- **GOAL**
Return all of the entries exactly as written.

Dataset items

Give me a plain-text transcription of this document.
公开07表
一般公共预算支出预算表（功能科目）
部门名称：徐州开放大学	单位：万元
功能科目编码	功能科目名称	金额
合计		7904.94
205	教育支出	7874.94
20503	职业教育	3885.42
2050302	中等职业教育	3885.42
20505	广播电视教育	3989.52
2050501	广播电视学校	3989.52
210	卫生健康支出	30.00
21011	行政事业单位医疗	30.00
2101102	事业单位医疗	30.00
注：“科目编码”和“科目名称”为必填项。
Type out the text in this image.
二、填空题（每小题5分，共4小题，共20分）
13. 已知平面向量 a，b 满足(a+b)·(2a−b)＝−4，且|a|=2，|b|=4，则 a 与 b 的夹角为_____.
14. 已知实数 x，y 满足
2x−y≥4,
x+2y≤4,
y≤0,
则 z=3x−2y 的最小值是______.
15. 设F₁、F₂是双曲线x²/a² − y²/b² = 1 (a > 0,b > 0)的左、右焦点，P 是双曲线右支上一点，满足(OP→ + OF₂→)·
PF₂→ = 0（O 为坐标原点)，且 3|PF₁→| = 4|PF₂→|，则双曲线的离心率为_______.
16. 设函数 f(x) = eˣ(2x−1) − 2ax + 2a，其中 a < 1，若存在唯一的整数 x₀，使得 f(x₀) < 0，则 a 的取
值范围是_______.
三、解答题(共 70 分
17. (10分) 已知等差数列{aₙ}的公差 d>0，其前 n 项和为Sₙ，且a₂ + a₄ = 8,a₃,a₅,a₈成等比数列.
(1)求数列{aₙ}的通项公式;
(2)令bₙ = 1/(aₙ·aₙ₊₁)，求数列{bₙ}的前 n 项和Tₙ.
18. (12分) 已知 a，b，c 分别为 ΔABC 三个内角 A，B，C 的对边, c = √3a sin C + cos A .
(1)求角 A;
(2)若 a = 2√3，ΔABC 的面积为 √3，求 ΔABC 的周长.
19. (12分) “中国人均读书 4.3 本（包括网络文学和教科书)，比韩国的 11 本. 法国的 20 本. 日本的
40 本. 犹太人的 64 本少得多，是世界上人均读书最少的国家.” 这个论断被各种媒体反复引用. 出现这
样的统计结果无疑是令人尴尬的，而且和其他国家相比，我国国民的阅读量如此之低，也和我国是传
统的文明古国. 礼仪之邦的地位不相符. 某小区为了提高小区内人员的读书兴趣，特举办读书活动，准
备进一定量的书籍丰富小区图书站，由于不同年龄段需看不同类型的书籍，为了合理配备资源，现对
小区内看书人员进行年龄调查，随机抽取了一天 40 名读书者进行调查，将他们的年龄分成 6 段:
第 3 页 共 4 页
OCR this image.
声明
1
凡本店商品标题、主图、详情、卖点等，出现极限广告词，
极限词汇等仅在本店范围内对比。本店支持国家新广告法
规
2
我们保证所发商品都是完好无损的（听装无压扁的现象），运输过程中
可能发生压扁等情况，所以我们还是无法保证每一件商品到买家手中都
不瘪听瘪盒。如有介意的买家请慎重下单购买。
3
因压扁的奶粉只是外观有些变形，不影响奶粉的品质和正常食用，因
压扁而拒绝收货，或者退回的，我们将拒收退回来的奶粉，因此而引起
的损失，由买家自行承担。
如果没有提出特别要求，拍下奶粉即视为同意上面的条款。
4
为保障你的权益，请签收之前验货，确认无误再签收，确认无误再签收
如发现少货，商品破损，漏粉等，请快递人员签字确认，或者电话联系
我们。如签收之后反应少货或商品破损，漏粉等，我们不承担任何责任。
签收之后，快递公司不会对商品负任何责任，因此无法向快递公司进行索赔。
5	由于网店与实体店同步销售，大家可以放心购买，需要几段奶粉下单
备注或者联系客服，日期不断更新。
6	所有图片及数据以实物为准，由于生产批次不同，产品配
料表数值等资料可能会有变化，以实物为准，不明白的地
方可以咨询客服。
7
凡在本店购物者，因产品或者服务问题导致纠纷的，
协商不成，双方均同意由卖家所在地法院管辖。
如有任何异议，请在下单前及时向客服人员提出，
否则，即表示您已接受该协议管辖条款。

- **TASK OUTPUT**
Give me a plain-text transcription of this document.
公开07表
一般公共预算支出预算表（功能科目）
部门名称：徐州开放大学	单位：万元
功能科目编码	功能科目名称	金额
合计		7904.94
205	教育支出	7874.94
20503	职业教育	3885.42
2050302	中等职业教育	3885.42
20505	广播电视教育	3989.52
2050501	广播电视学校	3989.52
210	卫生健康支出	30.00
21011	行政事业单位医疗	30.00
2101102	事业单位医疗	30.00
注：“科目编码”和“科目名称”为必填项。
Type out the text in this image.
二、填空题（每小题5分，共4小题，共20分）
13. 已知平面向量 a，b 满足(a+b)·(2a−b)＝−4，且|a|=2，|b|=4，则 a 与 b 的夹角为_____.
14. 已知实数 x，y 满足
2x−y≥4,
x+2y≤4,
y≤0,
则 z=3x−2y 的最小值是______.
15. 设F₁、F₂是双曲线x²/a² − y²/b² = 1 (a > 0,b > 0)的左、右焦点，P 是双曲线右支上一点，满足(OP→ + OF₂→)·
PF₂→ = 0（O 为坐标原点)，且 3|PF₁→| = 4|PF₂→|，则双曲线的离心率为_______.
16. 设函数 f(x) = eˣ(2x−1) − 2ax + 2a，其中 a < 1，若存在唯一的整数 x₀，使得 f(x₀) < 0，则 a 的取
值范围是_______.
三、解答题(共 70 分
17. (10分) 已知等差数列{aₙ}的公差 d>0，其前 n 项和为Sₙ，且a₂ + a₄ = 8,a₃,a₅,a₈成等比数列.
(1)求数列{aₙ}的通项公式;
(2)令bₙ = 1/(aₙ·aₙ₊₁)，求数列{bₙ}的前 n 项和Tₙ.
18. (12分) 已知 a，b，c 分别为 ΔABC 三个内角 A，B，C 的对边, c = √3a sin C + cos A .
(1)求角 A;
(2)若 a = 2√3，ΔABC 的面积为 √3，求 ΔABC 的周长.
19. (12分) “中国人均读书 4.3 本（包括网络文学和教科书)，比韩国的 11 本. 法国的 20 本. 日本的
40 本. 犹太人的 64 本少得多，是世界上人均读书最少的国家.” 这个论断被各种媒体反复引用. 出现这
样的统计结果无疑是令人尴尬的，而且和其他国家相比，我国国民的阅读量如此之低，也和我国是传
统的文明古国. 礼仪之邦的地位不相符. 某小区为了提高小区内人员的读书兴趣，特举办读书活动，准
备进一定量的书籍丰富小区图书站，由于不同年龄段需看不同类型的书籍，为了合理配备资源，现对
小区内看书人员进行年龄调查，随机抽取了一天 40 名读书者进行调查，将他们的年龄分成 6 段:
第 3 页 共 4 页
OCR this image.
声明
1
凡本店商品标题、主图、详情、卖点等，出现极限广告词，
极限词汇等仅在本店范围内对比。本店支持国家新广告法
规
2
我们保证所发商品都是完好无损的（听装无压扁的现象），运输过程中
可能发生压扁等情况，所以我们还是无法保证每一件商品到买家手中都
不瘪听瘪盒。如有介意的买家请慎重下单购买。
3
因压扁的奶粉只是外观有些变形，不影响奶粉的品质和正常食用，因
压扁而拒绝收货，或者退回的，我们将拒收退回来的奶粉，因此而引起
的损失，由买家自行承担。
如果没有提出特别要求，拍下奶粉即视为同意上面的条款。
4
为保障你的权益，请签收之前验货，确认无误再签收，确认无误再签收
如发现少货，商品破损，漏粉等，请快递人员签字确认，或者电话联系
我们。如签收之后反应少货或商品破损，漏粉等，我们不承担任何责任。
签收之后，快递公司不会对商品负任何责任，因此无法向快递公司进行索赔。
5	由于网店与实体店同步销售，大家可以放心购买，需要几段奶粉下单
备注或者联系客服，日期不断更新。
6	所有图片及数据以实物为准，由于生产批次不同，产品配
料表数值等资料可能会有变化，以实物为准，不明白的地
方可以咨询客服。
7
凡在本店购物者，因产品或者服务问题导致纠纷的，
协商不成，双方均同意由卖家所在地法院管辖。
如有任何异议，请在下单前及时向客服人员提出，
否则，即表示您已接受该协议管辖条款。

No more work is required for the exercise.